begin

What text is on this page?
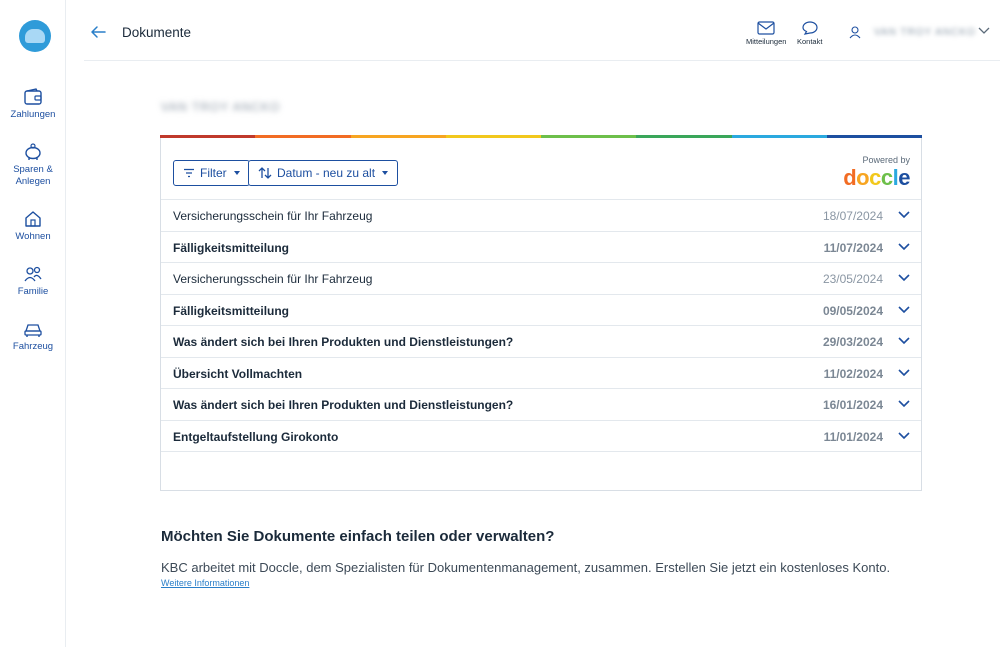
Zahlungen
Sparen &
Anlegen
Wohnen
Familie
Fahrzeug
Dokumente
Mitteilungen Kontakt
VAN TROY ANCKO
VAN TROY ANCKO
Filter	Datum - neu zu alt
Powered by
doccle
Versicherungsschein für Ihr Fahrzeug	18/07/2024
Fälligkeitsmitteilung	11/07/2024
Versicherungsschein für Ihr Fahrzeug	23/05/2024
Fälligkeitsmitteilung	09/05/2024
Was ändert sich bei Ihren Produkten und Dienstleistungen?	29/03/2024
Übersicht Vollmachten	11/02/2024
Was ändert sich bei Ihren Produkten und Dienstleistungen?	16/01/2024
Entgeltaufstellung Girokonto	11/01/2024
Möchten Sie Dokumente einfach teilen oder verwalten?

KBC arbeitet mit Doccle, dem Spezialisten für Dokumentenmanagement, zusammen. Erstellen Sie jetzt ein kostenloses Konto.

Weitere Informationen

end

With the pictures left out, transcribe the material exactly.

What text is on this page?
Zahlungen
Sparen &
Anlegen
Wohnen
Familie
Fahrzeug
Dokumente
Mitteilungen Kontakt
VAN TROY ANCKO
VAN TROY ANCKO
Filter	Datum - neu zu alt
Powered by
doccle
Versicherungsschein für Ihr Fahrzeug	18/07/2024
Fälligkeitsmitteilung	11/07/2024
Versicherungsschein für Ihr Fahrzeug	23/05/2024
Fälligkeitsmitteilung	09/05/2024
Was ändert sich bei Ihren Produkten und Dienstleistungen?	29/03/2024
Übersicht Vollmachten	11/02/2024
Was ändert sich bei Ihren Produkten und Dienstleistungen?	16/01/2024
Entgeltaufstellung Girokonto	11/01/2024
Möchten Sie Dokumente einfach teilen oder verwalten?

KBC arbeitet mit Doccle, dem Spezialisten für Dokumentenmanagement, zusammen. Erstellen Sie jetzt ein kostenloses Konto.

Weitere Informationen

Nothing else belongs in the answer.